··· Dataset entries
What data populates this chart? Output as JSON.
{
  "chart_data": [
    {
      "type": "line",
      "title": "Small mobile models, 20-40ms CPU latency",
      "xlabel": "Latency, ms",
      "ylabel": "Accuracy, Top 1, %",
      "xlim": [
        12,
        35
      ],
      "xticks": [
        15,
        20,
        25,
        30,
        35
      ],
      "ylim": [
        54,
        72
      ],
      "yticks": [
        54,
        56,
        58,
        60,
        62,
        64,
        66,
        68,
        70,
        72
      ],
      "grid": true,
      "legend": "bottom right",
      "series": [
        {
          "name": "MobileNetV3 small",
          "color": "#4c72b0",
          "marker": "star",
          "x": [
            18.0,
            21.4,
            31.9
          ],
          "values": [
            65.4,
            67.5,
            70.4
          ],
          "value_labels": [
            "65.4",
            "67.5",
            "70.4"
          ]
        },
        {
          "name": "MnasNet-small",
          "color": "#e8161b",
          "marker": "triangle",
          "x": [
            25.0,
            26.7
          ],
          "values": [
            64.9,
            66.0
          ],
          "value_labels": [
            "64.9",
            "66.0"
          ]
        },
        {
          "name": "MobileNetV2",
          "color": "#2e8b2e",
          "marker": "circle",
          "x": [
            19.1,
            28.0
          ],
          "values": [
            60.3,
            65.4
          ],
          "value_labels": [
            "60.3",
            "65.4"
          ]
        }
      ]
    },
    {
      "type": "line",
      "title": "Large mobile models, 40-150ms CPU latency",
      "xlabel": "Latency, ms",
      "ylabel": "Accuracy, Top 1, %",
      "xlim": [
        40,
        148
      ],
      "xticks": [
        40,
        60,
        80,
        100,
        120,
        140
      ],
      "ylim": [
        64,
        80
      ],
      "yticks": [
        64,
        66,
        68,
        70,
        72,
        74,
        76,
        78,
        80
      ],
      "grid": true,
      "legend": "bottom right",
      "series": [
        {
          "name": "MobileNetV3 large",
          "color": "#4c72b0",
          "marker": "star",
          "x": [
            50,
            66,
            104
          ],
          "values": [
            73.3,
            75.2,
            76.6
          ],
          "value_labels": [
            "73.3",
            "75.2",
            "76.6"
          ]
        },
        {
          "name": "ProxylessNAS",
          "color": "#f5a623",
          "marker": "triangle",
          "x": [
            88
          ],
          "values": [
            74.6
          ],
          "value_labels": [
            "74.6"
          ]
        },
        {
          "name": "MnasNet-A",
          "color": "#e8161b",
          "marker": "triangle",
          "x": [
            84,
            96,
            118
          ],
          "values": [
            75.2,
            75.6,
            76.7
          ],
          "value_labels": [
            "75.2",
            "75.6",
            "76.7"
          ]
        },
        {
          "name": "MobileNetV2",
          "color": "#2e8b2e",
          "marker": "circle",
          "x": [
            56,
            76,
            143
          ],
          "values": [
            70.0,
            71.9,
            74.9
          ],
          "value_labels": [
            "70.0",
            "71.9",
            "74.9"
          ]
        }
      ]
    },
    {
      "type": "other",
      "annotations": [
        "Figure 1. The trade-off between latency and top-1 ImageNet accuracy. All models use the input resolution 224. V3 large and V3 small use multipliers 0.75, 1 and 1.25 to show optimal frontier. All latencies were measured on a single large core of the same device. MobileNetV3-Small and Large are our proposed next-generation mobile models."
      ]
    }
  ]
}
······
→ Direction:
Repeat the preceding lines exactly, please, every one of them.

→ Response to this task:
What data populates this chart? Output as JSON.
{
  "chart_data": [
    {
      "type": "line",
      "title": "Small mobile models, 20-40ms CPU latency",
      "xlabel": "Latency, ms",
      "ylabel": "Accuracy, Top 1, %",
      "xlim": [
        12,
        35
      ],
      "xticks": [
        15,
        20,
        25,
        30,
        35
      ],
      "ylim": [
        54,
        72
      ],
      "yticks": [
        54,
        56,
        58,
        60,
        62,
        64,
        66,
        68,
        70,
        72
      ],
      "grid": true,
      "legend": "bottom right",
      "series": [
        {
          "name": "MobileNetV3 small",
          "color": "#4c72b0",
          "marker": "star",
          "x": [
            18.0,
            21.4,
            31.9
          ],
          "values": [
            65.4,
            67.5,
            70.4
          ],
          "value_labels": [
            "65.4",
            "67.5",
            "70.4"
          ]
        },
        {
          "name": "MnasNet-small",
          "color": "#e8161b",
          "marker": "triangle",
          "x": [
            25.0,
            26.7
          ],
          "values": [
            64.9,
            66.0
          ],
          "value_labels": [
            "64.9",
            "66.0"
          ]
        },
        {
          "name": "MobileNetV2",
          "color": "#2e8b2e",
          "marker": "circle",
          "x": [
            19.1,
            28.0
          ],
          "values": [
            60.3,
            65.4
          ],
          "value_labels": [
            "60.3",
            "65.4"
          ]
        }
      ]
    },
    {
      "type": "line",
      "title": "Large mobile models, 40-150ms CPU latency",
      "xlabel": "Latency, ms",
      "ylabel": "Accuracy, Top 1, %",
      "xlim": [
        40,
        148
      ],
      "xticks": [
        40,
        60,
        80,
        100,
        120,
        140
      ],
      "ylim": [
        64,
        80
      ],
      "yticks": [
        64,
        66,
        68,
        70,
        72,
        74,
        76,
        78,
        80
      ],
      "grid": true,
      "legend": "bottom right",
      "series": [
        {
          "name": "MobileNetV3 large",
          "color": "#4c72b0",
          "marker": "star",
          "x": [
            50,
            66,
            104
          ],
          "values": [
            73.3,
            75.2,
            76.6
          ],
          "value_labels": [
            "73.3",
            "75.2",
            "76.6"
          ]
        },
        {
          "name": "ProxylessNAS",
          "color": "#f5a623",
          "marker": "triangle",
          "x": [
            88
          ],
          "values": [
            74.6
          ],
          "value_labels": [
            "74.6"
          ]
        },
        {
          "name": "MnasNet-A",
          "color": "#e8161b",
          "marker": "triangle",
          "x": [
            84,
            96,
            118
          ],
          "values": [
            75.2,
            75.6,
            76.7
          ],
          "value_labels": [
            "75.2",
            "75.6",
            "76.7"
          ]
        },
        {
          "name": "MobileNetV2",
          "color": "#2e8b2e",
          "marker": "circle",
          "x": [
            56,
            76,
            143
          ],
          "values": [
            70.0,
            71.9,
            74.9
          ],
          "value_labels": [
            "70.0",
            "71.9",
            "74.9"
          ]
        }
      ]
    },
    {
      "type": "other",
      "annotations": [
        "Figure 1. The trade-off between latency and top-1 ImageNet accuracy. All models use the input resolution 224. V3 large and V3 small use multipliers 0.75, 1 and 1.25 to show optimal frontier. All latencies were measured on a single large core of the same device. MobileNetV3-Small and Large are our proposed next-generation mobile models."
      ]
    }
  ]
}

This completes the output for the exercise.